___ MATERIAL TO PROCESS ___

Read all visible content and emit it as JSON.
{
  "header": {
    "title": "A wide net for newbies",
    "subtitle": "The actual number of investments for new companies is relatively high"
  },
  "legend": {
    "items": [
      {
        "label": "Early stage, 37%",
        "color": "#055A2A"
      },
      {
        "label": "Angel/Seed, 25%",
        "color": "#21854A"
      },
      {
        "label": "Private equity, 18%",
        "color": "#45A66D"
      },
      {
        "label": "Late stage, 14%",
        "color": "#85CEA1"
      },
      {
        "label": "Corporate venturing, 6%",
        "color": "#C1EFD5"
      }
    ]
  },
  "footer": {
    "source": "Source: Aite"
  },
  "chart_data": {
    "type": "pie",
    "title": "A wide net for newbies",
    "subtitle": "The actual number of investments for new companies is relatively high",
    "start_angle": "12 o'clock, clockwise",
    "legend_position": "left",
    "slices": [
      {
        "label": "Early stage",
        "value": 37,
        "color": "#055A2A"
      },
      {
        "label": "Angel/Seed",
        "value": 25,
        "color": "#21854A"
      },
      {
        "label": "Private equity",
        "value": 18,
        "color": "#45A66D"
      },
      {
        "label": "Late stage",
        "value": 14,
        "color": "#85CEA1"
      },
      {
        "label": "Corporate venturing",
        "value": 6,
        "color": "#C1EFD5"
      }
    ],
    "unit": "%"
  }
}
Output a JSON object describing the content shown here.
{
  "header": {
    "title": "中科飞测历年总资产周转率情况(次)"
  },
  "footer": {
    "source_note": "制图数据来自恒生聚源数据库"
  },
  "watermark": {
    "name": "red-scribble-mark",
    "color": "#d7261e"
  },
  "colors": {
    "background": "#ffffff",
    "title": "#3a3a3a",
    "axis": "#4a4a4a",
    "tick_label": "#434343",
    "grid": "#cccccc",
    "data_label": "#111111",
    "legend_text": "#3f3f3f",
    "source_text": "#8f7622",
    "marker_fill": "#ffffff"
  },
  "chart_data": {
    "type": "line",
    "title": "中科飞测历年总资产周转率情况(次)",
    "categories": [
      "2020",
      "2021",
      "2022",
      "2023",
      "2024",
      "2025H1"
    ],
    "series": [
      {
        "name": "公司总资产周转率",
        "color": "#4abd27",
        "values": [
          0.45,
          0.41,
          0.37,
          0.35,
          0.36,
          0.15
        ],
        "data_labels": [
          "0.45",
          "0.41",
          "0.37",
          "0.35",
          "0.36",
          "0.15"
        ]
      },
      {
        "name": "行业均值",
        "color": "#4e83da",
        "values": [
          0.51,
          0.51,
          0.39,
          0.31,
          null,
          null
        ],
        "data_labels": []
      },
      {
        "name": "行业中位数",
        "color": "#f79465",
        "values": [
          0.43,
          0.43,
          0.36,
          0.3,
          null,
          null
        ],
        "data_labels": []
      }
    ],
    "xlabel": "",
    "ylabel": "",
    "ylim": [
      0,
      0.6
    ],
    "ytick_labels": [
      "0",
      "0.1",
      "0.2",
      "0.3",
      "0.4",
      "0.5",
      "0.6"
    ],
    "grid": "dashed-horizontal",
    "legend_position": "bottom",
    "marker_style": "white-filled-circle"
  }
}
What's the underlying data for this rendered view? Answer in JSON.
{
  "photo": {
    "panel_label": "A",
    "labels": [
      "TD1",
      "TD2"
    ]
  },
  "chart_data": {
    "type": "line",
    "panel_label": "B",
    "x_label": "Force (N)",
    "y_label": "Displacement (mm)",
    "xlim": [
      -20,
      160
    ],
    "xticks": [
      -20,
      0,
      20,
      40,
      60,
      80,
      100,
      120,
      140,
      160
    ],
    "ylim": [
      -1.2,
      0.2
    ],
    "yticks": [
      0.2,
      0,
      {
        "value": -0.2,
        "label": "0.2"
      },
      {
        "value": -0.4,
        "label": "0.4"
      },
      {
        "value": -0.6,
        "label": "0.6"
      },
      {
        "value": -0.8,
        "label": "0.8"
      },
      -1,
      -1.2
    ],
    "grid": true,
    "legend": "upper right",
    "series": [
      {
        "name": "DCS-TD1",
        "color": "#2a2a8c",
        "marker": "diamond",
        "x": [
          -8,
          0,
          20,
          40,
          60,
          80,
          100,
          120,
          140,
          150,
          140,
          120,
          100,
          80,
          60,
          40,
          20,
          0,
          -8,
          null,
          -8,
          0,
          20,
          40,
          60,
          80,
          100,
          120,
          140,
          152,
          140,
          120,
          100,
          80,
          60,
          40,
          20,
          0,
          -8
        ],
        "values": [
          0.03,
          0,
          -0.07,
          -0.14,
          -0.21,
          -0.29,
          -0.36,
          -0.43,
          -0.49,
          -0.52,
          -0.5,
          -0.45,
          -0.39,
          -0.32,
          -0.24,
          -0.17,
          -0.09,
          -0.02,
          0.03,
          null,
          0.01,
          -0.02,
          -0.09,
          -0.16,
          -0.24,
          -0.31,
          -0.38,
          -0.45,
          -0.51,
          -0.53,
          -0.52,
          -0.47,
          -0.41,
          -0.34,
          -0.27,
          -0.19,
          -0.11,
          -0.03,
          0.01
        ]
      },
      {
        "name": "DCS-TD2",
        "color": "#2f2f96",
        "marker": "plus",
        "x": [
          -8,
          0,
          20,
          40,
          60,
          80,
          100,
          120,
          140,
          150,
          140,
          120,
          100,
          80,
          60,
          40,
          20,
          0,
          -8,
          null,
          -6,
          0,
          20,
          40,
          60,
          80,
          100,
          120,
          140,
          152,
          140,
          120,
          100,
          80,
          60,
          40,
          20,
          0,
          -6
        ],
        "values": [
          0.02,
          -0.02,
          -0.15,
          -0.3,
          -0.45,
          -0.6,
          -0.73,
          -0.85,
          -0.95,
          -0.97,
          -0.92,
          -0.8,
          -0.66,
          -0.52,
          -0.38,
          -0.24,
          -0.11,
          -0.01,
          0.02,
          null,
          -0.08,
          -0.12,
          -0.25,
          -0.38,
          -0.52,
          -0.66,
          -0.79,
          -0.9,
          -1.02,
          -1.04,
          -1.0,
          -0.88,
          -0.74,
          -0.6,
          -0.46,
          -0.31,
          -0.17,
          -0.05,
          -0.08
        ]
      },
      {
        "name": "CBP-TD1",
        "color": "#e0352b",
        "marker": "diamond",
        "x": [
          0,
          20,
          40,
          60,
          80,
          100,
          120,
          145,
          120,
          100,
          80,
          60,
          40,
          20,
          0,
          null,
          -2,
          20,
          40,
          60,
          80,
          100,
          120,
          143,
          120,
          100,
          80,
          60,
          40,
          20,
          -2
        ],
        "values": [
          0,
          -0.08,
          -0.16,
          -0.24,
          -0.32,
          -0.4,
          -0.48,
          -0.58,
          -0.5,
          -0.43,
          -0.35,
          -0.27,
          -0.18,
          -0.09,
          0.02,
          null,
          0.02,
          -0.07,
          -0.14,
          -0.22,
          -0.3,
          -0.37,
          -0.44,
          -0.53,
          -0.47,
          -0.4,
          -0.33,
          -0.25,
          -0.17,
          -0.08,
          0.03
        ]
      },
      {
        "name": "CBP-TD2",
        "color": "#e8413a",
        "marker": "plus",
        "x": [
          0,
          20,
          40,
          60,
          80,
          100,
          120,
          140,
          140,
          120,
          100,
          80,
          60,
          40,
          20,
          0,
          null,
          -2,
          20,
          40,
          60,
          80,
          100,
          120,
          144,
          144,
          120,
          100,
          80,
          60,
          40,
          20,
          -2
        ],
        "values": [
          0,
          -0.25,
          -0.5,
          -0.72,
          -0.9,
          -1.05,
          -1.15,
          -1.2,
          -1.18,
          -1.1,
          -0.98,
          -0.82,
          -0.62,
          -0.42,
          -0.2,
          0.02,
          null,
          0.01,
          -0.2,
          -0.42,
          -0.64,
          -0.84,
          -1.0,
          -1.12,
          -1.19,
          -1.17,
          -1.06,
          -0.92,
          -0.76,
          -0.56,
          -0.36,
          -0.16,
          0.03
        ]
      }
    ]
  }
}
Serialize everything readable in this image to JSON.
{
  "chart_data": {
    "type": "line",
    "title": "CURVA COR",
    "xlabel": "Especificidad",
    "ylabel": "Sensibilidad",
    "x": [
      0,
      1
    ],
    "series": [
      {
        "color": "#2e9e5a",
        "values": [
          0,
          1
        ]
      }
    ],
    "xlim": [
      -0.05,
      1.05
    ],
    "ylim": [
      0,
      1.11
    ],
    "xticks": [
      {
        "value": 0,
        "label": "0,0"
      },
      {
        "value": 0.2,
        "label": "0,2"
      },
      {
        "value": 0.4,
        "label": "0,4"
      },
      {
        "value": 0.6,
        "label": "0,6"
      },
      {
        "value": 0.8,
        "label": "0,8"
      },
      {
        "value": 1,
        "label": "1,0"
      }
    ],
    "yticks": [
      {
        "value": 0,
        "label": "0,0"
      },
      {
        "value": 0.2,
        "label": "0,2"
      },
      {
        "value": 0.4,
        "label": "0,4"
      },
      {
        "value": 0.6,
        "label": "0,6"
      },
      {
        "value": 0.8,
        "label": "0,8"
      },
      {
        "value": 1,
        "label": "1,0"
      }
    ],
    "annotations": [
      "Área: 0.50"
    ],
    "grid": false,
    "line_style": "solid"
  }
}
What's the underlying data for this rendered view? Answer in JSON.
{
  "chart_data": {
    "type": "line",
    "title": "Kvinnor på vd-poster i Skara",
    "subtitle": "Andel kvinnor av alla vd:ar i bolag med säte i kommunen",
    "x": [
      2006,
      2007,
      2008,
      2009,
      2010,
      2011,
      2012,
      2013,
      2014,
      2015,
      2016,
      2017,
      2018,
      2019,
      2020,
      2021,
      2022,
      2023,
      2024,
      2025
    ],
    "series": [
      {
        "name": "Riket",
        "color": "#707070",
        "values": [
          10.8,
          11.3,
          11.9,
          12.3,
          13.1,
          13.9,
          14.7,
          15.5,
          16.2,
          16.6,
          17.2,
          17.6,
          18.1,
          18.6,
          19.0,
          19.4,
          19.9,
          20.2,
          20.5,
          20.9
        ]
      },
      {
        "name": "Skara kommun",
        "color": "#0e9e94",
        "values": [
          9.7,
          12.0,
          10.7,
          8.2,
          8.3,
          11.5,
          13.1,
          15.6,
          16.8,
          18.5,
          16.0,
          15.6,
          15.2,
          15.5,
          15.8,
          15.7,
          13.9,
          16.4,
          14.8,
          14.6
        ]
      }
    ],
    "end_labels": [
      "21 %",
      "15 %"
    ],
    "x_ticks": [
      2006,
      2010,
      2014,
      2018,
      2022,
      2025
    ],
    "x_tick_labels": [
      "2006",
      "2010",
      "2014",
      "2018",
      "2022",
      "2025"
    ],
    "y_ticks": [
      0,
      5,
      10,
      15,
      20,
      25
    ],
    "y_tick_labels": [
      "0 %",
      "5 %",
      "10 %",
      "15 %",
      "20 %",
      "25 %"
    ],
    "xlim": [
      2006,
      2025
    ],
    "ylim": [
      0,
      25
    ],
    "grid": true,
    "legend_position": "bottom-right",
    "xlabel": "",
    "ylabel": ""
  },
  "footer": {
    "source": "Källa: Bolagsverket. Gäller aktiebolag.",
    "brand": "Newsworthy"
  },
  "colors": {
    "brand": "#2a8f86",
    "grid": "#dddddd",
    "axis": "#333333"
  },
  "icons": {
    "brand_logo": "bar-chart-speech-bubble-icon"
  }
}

___

=== WHAT YOU WILL DO ===
Keep only the lines that hold the string "ffffff", and copy them out.

=== TASK RESPONSE ===
    "background": "#ffffff",
    "marker_fill": "#ffffff"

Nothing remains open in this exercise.